■ Text shown
Saturday, October 25, 2008

a small anomaly....

... has caught my attention again. I frequently find that the small blips or anomalies of my ancestors lives grab my focus and sometimes even become obsessions. Alexander Gottlieb Weller, one of my maternal great great grandfathers, immigrated from Wuertemburg in 1832 with his parents, a sister and three brothers, settling in Buffalo, Erie County, New York. By 1850 he is listed as a carriage maker in the household of Jonathan Whitney, blacksmith, as are another blacksmith, a second carriage maker, a painter and a carpenter, he is perhaps an apprentice.

In 1855 he is with his mother and brothers, listed as a carriage maker. By 1859 he marries Catherine Wilson, born in England and is listed as living on Mortimor near Sycamore, a wagon-maker. Their daughter Elizabeth is born that winter (age 6 months at the 1860 census) and in 1861 they have twin daughters, Ida and Harriett. In 1863, another daughter, Emma is born in Illinois but by 1865 they are back in Buffalo where Alexander is in the carriage making business with Alonzo Armstrong. The following years bring more children and a growing carriage making business there in Buffalo.

■ Available data

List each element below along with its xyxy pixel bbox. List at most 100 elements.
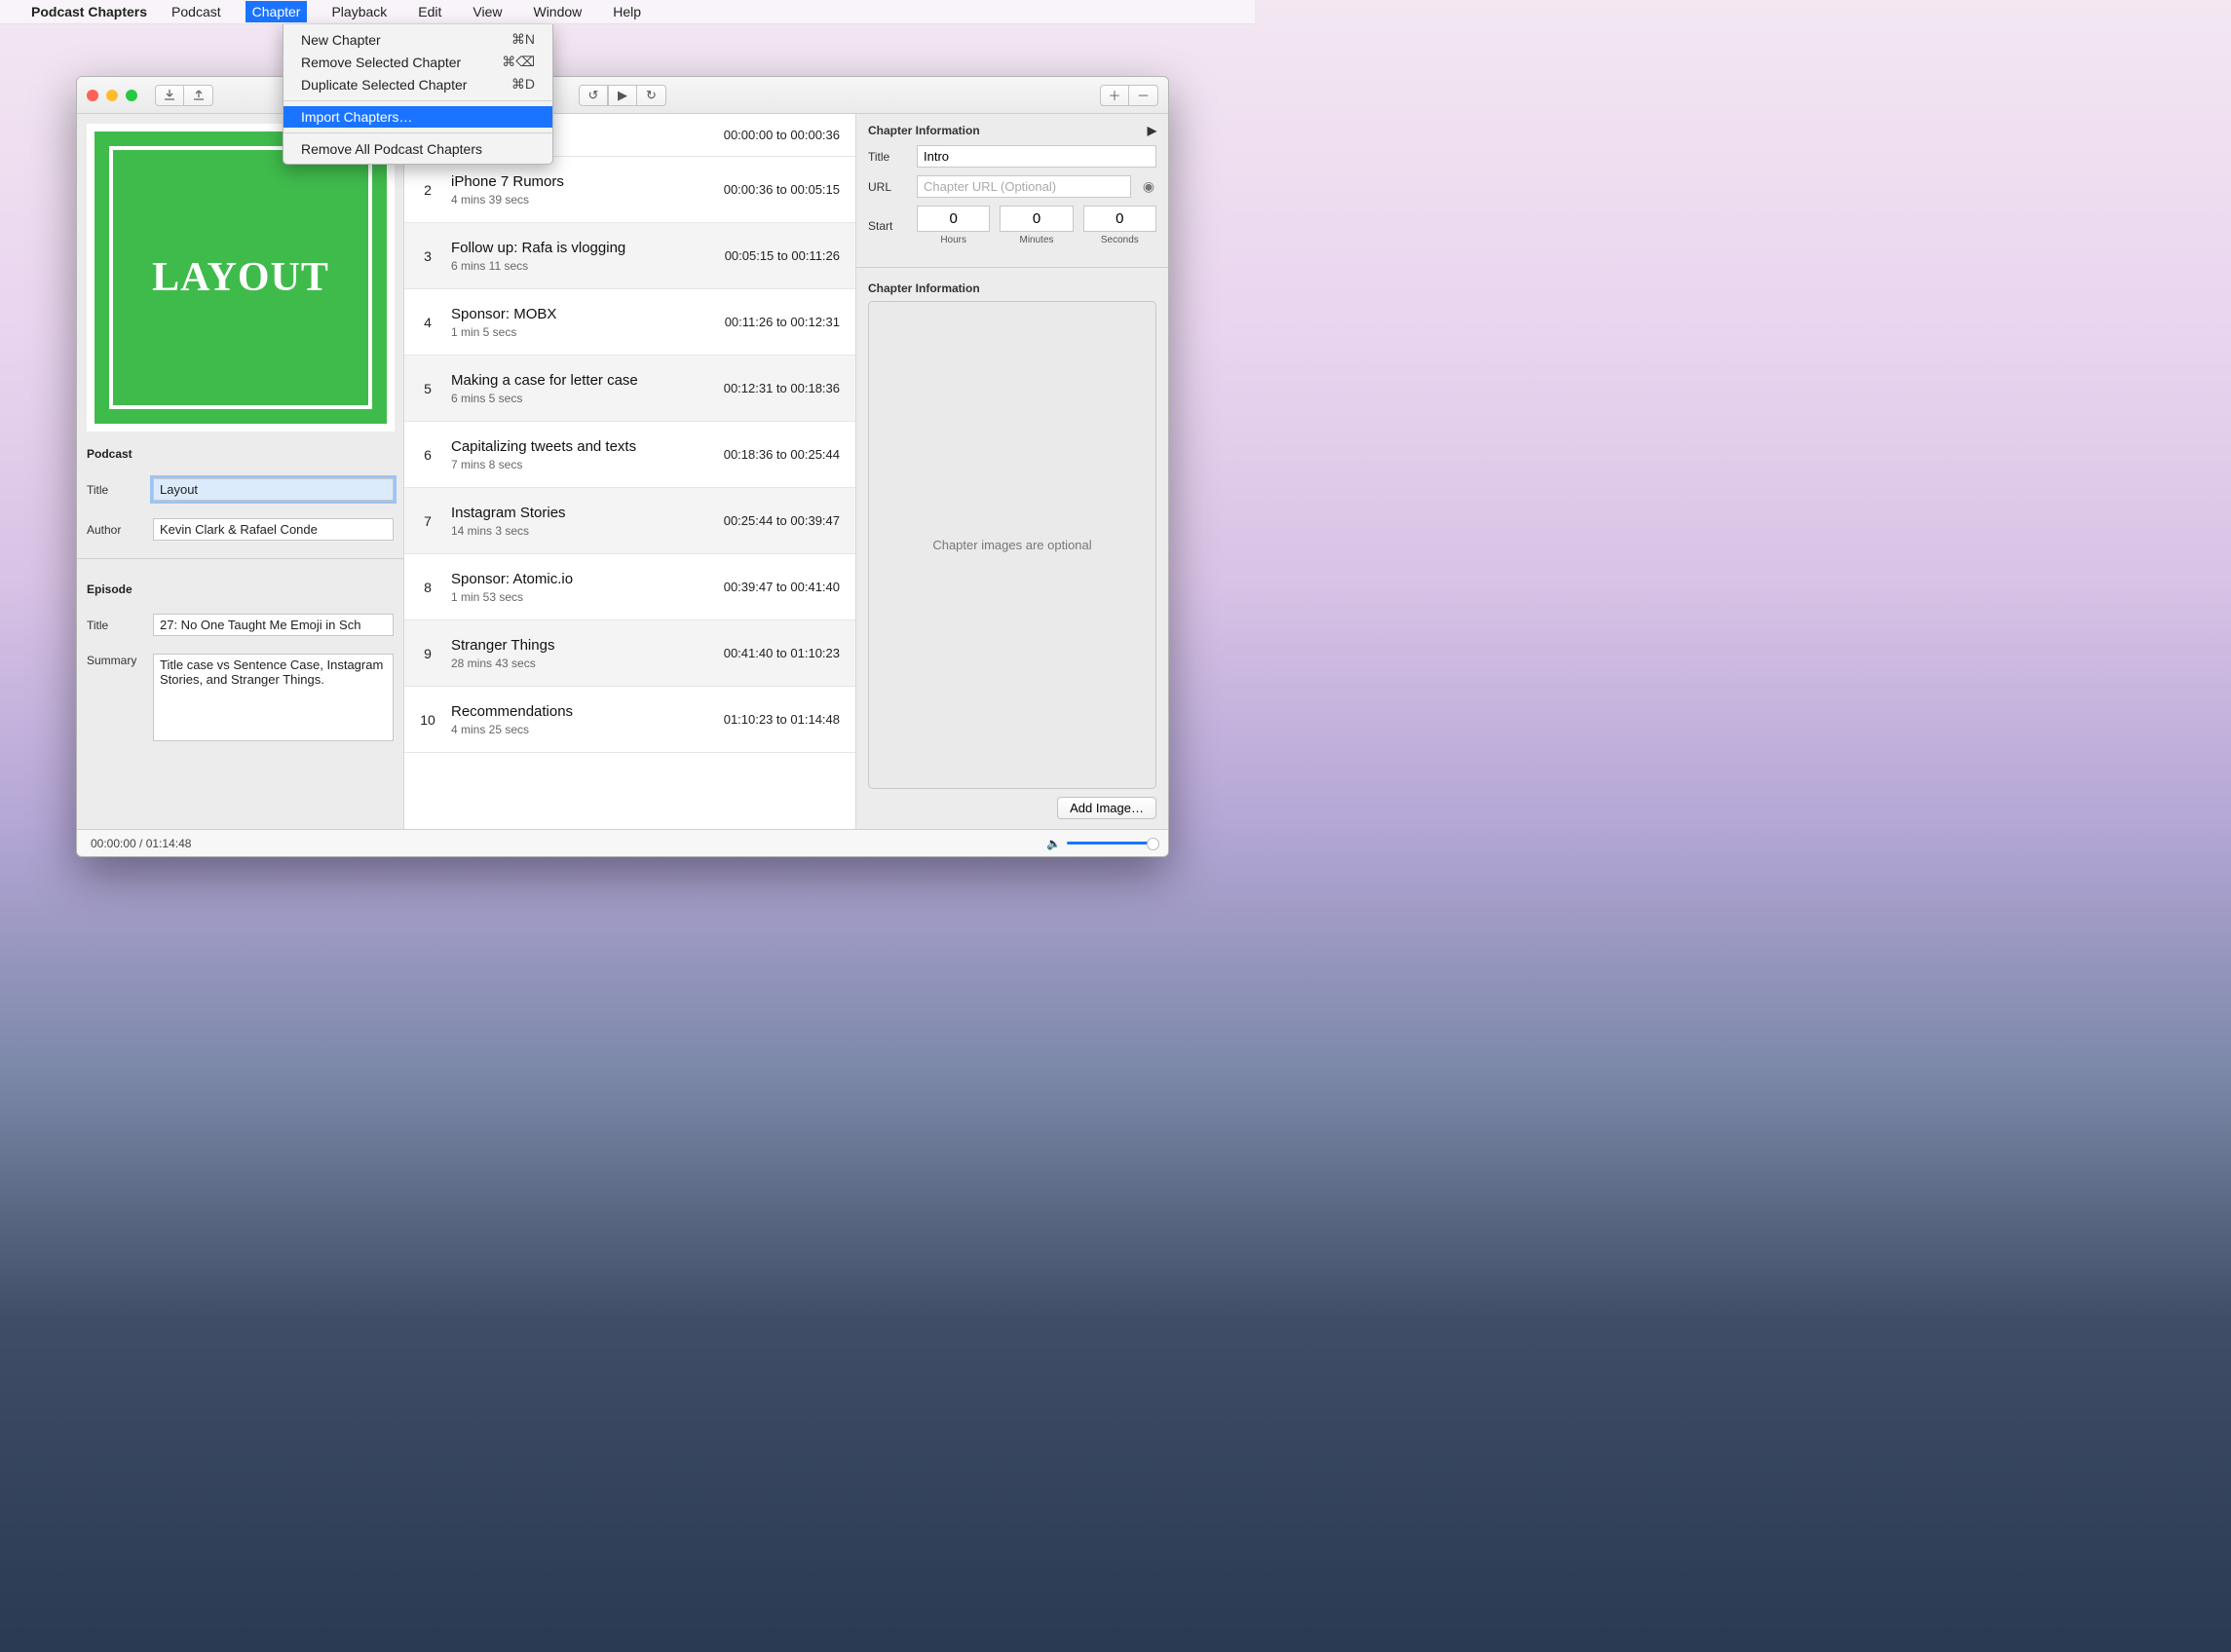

■ Tasks
a – Rewrite the paragraph of the post about Alexander Gottlieb Weller that begins "In 1855 he is with his mother" as a short bulleted list that keeps its main facts.
b – Carry on writing the post about Alexander Gottlieb Weller, starting after its final sentence.

■ Answers below
a –
- 1855: Alexander lives with his mother and brothers and is listed as a carriage maker.
- By 1859: he marries Catherine Wilson, born in England, and is listed as a wagon-maker living on Mortimor near Sycamore.
- That winter: their daughter Elizabeth is born (age 6 months at the 1860 census).
- 1861: twin daughters Ida and Harriett are born.
- 1863: daughter Emma is born in Illinois.
- By 1865: the family is back in Buffalo, where Alexander runs a carriage making business with Alonzo Armstrong.
- Later years: more children and a growing carriage making business in Buffalo.

b –
A normal, upperwardly mobile life... but, what’s with that one child born in Illinois? We know Alexander was in Buffalo in 1860. In 1861, the twins are born there so Catherine is still in Buffalo although he may have already gone to Illinois. Emma is born somewhere in Illinois about 1863 and by June of 1865, the family is back in Buffalo in time for the 1865 state census and Alexander is in the carriage making business with Alonzo as Armstrong & Weller, employing five adults and one boy.

I’ve spent most of today trying to find sources for anything he may have done in Illinois and all I found was the 1863 Chicago City Directory: “Weller, Alexander, carriagemaker, h. 10 Hills.” That was found at footnote.com but no listing was found for him in other years.

The only theory that occurs to me is the Civil War which began 12 April 1861 and ended 9 April 1865 ... did he take his wife and their three little girls to Illinois to make wagons for the Union Army? ... perhaps making enough money to go into business for himself? But, perhaps he just went to Chicago to try his luck there and returned to Buffalo within a year or so? What do you think?

Wednesday, October 22, 2008

and on wordless wednesday ....

I have no clue why I am inspecting my younger sister's tongue but this picture makes me smile every time I see it

Saturday, October 18, 2008

caught by a meme ...

... and tagged for it by Judy Schubert of Genealogy Traces. Even though she got my name wrong, I forgive her ... so here goes:

Ten years Ago I...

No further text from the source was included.